== Problem requirements ==
Copy everything in the data below exactly except the pictures.

== Record excerpts ==
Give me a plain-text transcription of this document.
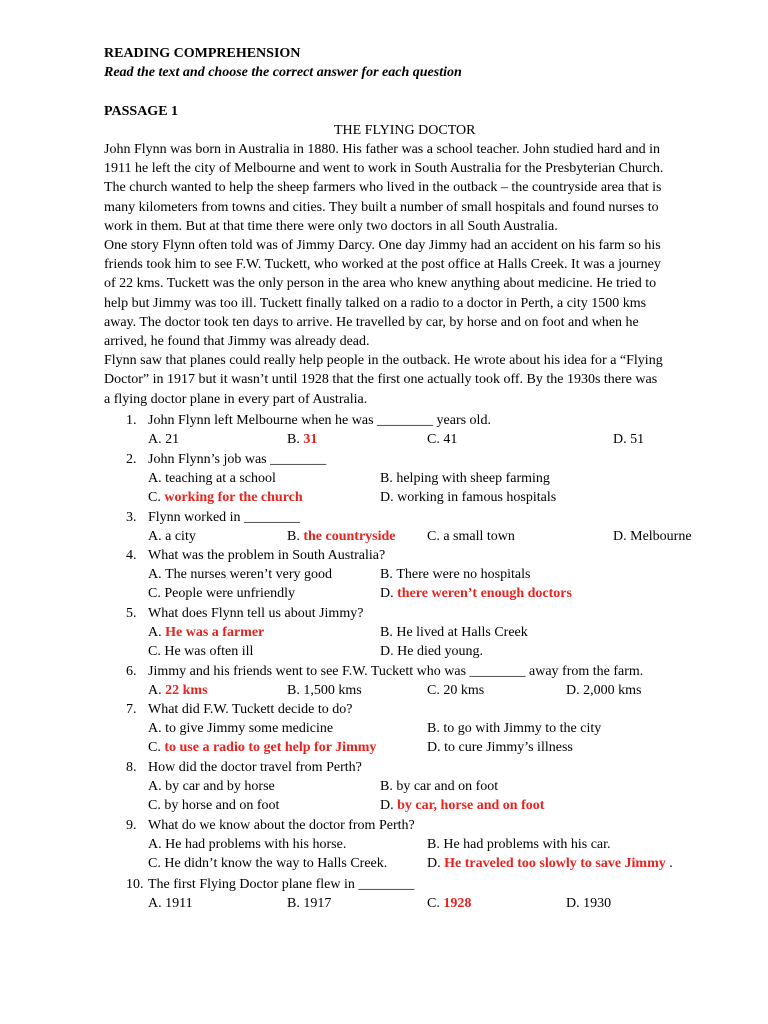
READING COMPREHENSION
Read the text and choose the correct answer for each question
PASSAGE 1
THE FLYING DOCTOR
John Flynn was born in Australia in 1880. His father was a school teacher. John studied hard and in
1911 he left the city of Melbourne and went to work in South Australia for the Presbyterian Church.
The church wanted to help the sheep farmers who lived in the outback – the countryside area that is
many kilometers from towns and cities. They built a number of small hospitals and found nurses to
work in them. But at that time there were only two doctors in all South Australia.
One story Flynn often told was of Jimmy Darcy. One day Jimmy had an accident on his farm so his
friends took him to see F.W. Tuckett, who worked at the post office at Halls Creek. It was a journey
of 22 kms. Tuckett was the only person in the area who knew anything about medicine. He tried to
help but Jimmy was too ill. Tuckett finally talked on a radio to a doctor in Perth, a city 1500 kms
away. The doctor took ten days to arrive. He travelled by car, by horse and on foot and when he
arrived, he found that Jimmy was already dead.
Flynn saw that planes could really help people in the outback. He wrote about his idea for a “Flying
Doctor” in 1917 but it wasn’t until 1928 that the first one actually took off. By the 1930s there was
a flying doctor plane in every part of Australia.
1. John Flynn left Melbourne when he was ________ years old.
A. 21	B. 31	C. 41	D. 51
2. John Flynn’s job was ________
A. teaching at a school	B. helping with sheep farming
C. working for the church	D. working in famous hospitals
3. Flynn worked in ________
A. a city	B. the countryside C. a small town	D. Melbourne
4. What was the problem in South Australia?
A. The nurses weren’t very good	B. There were no hospitals
C. People were unfriendly	D. there weren’t enough doctors
5. What does Flynn tell us about Jimmy?
A. He was a farmer	B. He lived at Halls Creek
C. He was often ill	D. He died young.
6. Jimmy and his friends went to see F.W. Tuckett who was ________ away from the farm.
A. 22 kms	B. 1,500 kms	C. 20 kms	D. 2,000 kms
7. What did F.W. Tuckett decide to do?
A. to give Jimmy some medicine	B. to go with Jimmy to the city
C. to use a radio to get help for Jimmy	D. to cure Jimmy’s illness
8. How did the doctor travel from Perth?
A. by car and by horse	B. by car and on foot
C. by horse and on foot	D. by car, horse and on foot
9. What do we know about the doctor from Perth?
A. He had problems with his horse.	B. He had problems with his car.
C. He didn’t know the way to Halls Creek.	D. He traveled too slowly to save Jimmy .
10. The first Flying Doctor plane flew in ________
A. 1911	B. 1917	C. 1928	D. 1930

== Response ==
Give me a plain-text transcription of this document.
READING COMPREHENSION
Read the text and choose the correct answer for each question
PASSAGE 1
THE FLYING DOCTOR
John Flynn was born in Australia in 1880. His father was a school teacher. John studied hard and in
1911 he left the city of Melbourne and went to work in South Australia for the Presbyterian Church.
The church wanted to help the sheep farmers who lived in the outback – the countryside area that is
many kilometers from towns and cities. They built a number of small hospitals and found nurses to
work in them. But at that time there were only two doctors in all South Australia.
One story Flynn often told was of Jimmy Darcy. One day Jimmy had an accident on his farm so his
friends took him to see F.W. Tuckett, who worked at the post office at Halls Creek. It was a journey
of 22 kms. Tuckett was the only person in the area who knew anything about medicine. He tried to
help but Jimmy was too ill. Tuckett finally talked on a radio to a doctor in Perth, a city 1500 kms
away. The doctor took ten days to arrive. He travelled by car, by horse and on foot and when he
arrived, he found that Jimmy was already dead.
Flynn saw that planes could really help people in the outback. He wrote about his idea for a “Flying
Doctor” in 1917 but it wasn’t until 1928 that the first one actually took off. By the 1930s there was
a flying doctor plane in every part of Australia.
1. John Flynn left Melbourne when he was ________ years old.
A. 21	B. 31	C. 41	D. 51
2. John Flynn’s job was ________
A. teaching at a school	B. helping with sheep farming
C. working for the church	D. working in famous hospitals
3. Flynn worked in ________
A. a city	B. the countryside C. a small town	D. Melbourne
4. What was the problem in South Australia?
A. The nurses weren’t very good	B. There were no hospitals
C. People were unfriendly	D. there weren’t enough doctors
5. What does Flynn tell us about Jimmy?
A. He was a farmer	B. He lived at Halls Creek
C. He was often ill	D. He died young.
6. Jimmy and his friends went to see F.W. Tuckett who was ________ away from the farm.
A. 22 kms	B. 1,500 kms	C. 20 kms	D. 2,000 kms
7. What did F.W. Tuckett decide to do?
A. to give Jimmy some medicine	B. to go with Jimmy to the city
C. to use a radio to get help for Jimmy	D. to cure Jimmy’s illness
8. How did the doctor travel from Perth?
A. by car and by horse	B. by car and on foot
C. by horse and on foot	D. by car, horse and on foot
9. What do we know about the doctor from Perth?
A. He had problems with his horse.	B. He had problems with his car.
C. He didn’t know the way to Halls Creek.	D. He traveled too slowly to save Jimmy .
10. The first Flying Doctor plane flew in ________
A. 1911	B. 1917	C. 1928	D. 1930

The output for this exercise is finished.